- _BRIEF_
Write the material out again exactly as it stands.

(Entries taken from a collection)

-*-*-

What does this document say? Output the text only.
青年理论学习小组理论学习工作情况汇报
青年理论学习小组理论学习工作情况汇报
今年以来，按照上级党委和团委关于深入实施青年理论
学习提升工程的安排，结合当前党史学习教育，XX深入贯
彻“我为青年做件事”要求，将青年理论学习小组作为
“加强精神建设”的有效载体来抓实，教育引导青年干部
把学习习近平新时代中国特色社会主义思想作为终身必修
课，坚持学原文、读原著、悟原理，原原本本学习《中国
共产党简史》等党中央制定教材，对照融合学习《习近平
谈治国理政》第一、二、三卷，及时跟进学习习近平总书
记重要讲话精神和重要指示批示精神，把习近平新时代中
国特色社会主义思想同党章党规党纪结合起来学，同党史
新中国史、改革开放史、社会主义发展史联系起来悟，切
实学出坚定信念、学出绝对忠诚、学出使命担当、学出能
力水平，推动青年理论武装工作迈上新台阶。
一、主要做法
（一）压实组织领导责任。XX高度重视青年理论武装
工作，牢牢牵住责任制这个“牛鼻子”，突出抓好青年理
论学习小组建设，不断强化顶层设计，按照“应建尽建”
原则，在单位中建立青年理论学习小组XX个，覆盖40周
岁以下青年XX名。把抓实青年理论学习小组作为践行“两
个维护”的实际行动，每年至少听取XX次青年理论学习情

-*-*-

- _TASK RESPONSE_
What does this document say? Output the text only.
青年理论学习小组理论学习工作情况汇报
青年理论学习小组理论学习工作情况汇报
今年以来，按照上级党委和团委关于深入实施青年理论
学习提升工程的安排，结合当前党史学习教育，XX深入贯
彻“我为青年做件事”要求，将青年理论学习小组作为
“加强精神建设”的有效载体来抓实，教育引导青年干部
把学习习近平新时代中国特色社会主义思想作为终身必修
课，坚持学原文、读原著、悟原理，原原本本学习《中国
共产党简史》等党中央制定教材，对照融合学习《习近平
谈治国理政》第一、二、三卷，及时跟进学习习近平总书
记重要讲话精神和重要指示批示精神，把习近平新时代中
国特色社会主义思想同党章党规党纪结合起来学，同党史
新中国史、改革开放史、社会主义发展史联系起来悟，切
实学出坚定信念、学出绝对忠诚、学出使命担当、学出能
力水平，推动青年理论武装工作迈上新台阶。
一、主要做法
（一）压实组织领导责任。XX高度重视青年理论武装
工作，牢牢牵住责任制这个“牛鼻子”，突出抓好青年理
论学习小组建设，不断强化顶层设计，按照“应建尽建”
原则，在单位中建立青年理论学习小组XX个，覆盖40周
岁以下青年XX名。把抓实青年理论学习小组作为践行“两
个维护”的实际行动，每年至少听取XX次青年理论学习情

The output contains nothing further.